Written exercise >> Pick every line from the data that holds the word "Index".

Entries taken from a collection:
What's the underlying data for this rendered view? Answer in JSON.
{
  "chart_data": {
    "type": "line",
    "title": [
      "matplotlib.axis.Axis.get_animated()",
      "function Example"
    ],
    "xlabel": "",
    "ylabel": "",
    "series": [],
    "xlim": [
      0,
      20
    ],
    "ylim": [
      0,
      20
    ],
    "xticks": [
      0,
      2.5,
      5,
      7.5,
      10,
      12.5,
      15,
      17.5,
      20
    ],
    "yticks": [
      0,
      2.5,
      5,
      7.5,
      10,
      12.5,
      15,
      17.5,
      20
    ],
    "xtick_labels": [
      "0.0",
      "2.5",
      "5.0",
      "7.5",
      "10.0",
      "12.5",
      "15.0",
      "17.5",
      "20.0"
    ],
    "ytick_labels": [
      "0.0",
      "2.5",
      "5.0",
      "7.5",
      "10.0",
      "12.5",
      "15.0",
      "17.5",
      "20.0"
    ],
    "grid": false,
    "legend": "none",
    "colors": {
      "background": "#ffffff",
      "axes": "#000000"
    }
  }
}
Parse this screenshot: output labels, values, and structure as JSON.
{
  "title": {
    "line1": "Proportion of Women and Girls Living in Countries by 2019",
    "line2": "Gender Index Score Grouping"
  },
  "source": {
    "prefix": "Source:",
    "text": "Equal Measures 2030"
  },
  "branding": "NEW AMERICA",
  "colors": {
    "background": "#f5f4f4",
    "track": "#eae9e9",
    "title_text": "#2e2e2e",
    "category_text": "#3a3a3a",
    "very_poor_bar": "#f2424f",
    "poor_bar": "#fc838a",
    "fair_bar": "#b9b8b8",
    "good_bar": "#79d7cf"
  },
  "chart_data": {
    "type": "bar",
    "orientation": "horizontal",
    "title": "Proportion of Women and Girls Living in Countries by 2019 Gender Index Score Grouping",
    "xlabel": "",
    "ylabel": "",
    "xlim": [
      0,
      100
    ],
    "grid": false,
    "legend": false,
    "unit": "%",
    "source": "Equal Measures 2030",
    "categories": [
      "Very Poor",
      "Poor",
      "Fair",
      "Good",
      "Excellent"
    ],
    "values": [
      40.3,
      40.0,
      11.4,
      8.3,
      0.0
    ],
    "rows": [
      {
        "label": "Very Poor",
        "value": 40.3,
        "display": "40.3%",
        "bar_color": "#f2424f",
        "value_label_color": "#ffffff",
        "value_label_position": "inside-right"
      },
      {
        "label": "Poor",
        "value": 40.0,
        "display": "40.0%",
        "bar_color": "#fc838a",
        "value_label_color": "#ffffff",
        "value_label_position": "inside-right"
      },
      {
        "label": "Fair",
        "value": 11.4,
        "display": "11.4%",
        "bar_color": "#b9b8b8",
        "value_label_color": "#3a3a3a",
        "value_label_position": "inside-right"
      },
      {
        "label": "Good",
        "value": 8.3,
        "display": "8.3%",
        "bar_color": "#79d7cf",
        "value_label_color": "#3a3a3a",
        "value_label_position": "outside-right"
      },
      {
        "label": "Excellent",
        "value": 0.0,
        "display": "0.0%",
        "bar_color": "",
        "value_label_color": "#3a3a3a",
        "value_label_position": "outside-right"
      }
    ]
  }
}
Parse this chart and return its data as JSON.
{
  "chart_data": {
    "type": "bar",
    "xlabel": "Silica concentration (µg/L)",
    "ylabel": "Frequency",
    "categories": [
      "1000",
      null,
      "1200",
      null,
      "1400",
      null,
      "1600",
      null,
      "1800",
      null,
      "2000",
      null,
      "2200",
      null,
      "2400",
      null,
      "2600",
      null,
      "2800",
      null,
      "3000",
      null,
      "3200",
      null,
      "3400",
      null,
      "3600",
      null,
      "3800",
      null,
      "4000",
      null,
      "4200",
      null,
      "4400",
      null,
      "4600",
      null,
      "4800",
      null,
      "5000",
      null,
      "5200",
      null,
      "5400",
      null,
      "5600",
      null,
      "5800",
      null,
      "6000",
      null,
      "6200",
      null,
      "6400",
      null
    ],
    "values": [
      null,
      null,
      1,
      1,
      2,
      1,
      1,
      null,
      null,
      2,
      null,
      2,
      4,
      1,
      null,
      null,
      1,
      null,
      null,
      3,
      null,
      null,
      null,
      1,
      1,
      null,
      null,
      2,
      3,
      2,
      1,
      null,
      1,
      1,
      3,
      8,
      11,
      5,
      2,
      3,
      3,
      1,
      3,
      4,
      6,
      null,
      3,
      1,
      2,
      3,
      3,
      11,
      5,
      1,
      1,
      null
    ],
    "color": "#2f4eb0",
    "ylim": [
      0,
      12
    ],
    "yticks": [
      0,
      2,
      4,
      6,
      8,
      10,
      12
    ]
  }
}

Finished task >>
    "line2": "Gender Index Score Grouping"
    "title": "Proportion of Women and Girls Living in Countries by 2019 Gender Index Score Grouping",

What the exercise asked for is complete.